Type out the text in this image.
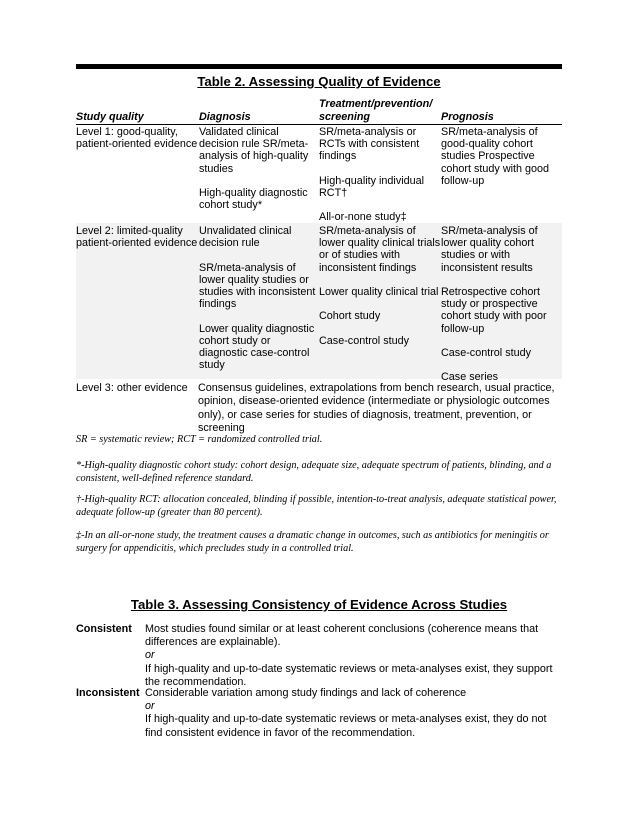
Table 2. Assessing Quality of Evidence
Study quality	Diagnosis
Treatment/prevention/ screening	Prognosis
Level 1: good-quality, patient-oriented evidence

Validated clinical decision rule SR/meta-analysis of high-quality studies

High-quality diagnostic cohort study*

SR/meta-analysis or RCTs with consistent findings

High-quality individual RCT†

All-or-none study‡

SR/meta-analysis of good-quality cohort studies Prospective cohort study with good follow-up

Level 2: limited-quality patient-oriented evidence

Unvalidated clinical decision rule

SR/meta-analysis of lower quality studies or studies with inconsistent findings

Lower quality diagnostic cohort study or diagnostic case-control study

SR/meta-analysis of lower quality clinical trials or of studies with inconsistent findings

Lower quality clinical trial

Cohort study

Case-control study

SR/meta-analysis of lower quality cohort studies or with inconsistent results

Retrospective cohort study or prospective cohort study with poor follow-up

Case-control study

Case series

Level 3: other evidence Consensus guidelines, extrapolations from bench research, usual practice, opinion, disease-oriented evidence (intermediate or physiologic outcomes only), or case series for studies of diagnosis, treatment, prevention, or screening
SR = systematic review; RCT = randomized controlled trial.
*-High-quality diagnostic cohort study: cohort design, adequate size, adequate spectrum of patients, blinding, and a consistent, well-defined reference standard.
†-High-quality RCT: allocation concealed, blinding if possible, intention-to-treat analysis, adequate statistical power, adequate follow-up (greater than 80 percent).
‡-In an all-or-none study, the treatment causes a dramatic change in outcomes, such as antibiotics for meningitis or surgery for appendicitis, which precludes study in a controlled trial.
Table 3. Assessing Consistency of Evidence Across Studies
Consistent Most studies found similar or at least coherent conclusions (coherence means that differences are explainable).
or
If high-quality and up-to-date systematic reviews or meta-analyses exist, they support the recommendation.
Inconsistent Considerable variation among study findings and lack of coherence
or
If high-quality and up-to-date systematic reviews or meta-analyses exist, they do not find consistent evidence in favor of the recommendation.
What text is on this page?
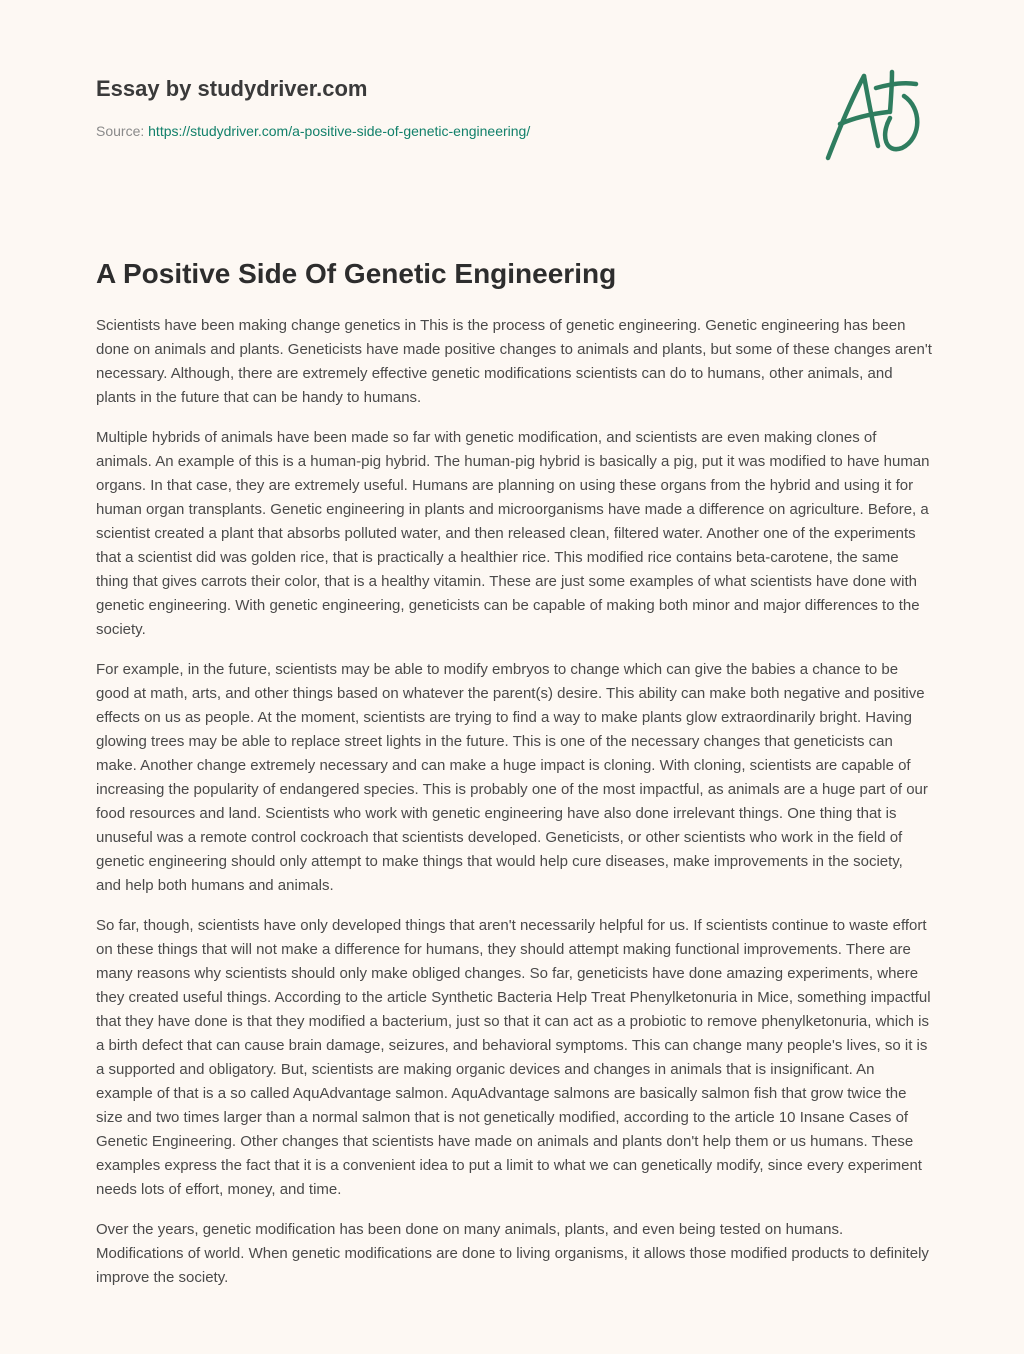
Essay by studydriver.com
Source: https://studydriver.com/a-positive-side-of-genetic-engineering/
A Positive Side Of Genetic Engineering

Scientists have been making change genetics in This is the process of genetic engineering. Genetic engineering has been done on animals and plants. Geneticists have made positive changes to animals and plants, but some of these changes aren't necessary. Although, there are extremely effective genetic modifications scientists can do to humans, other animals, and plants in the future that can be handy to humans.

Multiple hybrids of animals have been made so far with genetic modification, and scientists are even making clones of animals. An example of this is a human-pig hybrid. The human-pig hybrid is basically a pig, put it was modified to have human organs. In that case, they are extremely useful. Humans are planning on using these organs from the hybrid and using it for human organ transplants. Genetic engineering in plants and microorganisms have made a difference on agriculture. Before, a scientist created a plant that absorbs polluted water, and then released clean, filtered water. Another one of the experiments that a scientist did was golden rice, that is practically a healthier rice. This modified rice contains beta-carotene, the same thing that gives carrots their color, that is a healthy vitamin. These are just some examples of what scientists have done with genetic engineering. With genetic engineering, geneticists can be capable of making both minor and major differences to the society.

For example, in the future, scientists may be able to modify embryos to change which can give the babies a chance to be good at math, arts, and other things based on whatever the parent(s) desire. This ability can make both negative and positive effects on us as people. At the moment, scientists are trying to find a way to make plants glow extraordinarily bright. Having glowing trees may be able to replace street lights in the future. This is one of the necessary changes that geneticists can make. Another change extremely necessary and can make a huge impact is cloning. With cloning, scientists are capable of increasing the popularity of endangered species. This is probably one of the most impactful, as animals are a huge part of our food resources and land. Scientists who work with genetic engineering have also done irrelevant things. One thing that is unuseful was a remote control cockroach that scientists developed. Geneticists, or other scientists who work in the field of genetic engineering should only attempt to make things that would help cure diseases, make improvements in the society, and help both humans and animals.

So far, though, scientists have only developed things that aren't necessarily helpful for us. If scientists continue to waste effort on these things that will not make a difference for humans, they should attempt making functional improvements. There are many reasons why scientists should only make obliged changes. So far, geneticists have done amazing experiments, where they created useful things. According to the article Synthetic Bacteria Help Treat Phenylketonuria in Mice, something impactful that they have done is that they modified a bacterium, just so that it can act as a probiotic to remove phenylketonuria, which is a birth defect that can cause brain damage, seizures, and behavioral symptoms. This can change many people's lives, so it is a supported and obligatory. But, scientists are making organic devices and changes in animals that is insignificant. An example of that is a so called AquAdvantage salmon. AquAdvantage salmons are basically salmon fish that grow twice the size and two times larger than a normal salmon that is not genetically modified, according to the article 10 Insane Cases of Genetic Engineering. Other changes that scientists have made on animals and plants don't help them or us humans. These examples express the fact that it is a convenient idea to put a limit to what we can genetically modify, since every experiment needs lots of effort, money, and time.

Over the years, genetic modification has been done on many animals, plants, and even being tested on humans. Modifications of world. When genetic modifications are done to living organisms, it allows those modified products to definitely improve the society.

-- What is required --
Look through the data above. Copy every line with the string "modifications" in it.

-- Response to this task --
Scientists have been making change genetics in This is the process of genetic engineering. Genetic engineering has been done on animals and plants. Geneticists have made positive changes to animals and plants, but some of these changes aren't necessary. Although, there are extremely effective genetic modifications scientists can do to humans, other animals, and plants in the future that can be handy to humans.
Over the years, genetic modification has been done on many animals, plants, and even being tested on humans. Modifications of world. When genetic modifications are done to living organisms, it allows those modified products to definitely improve the society.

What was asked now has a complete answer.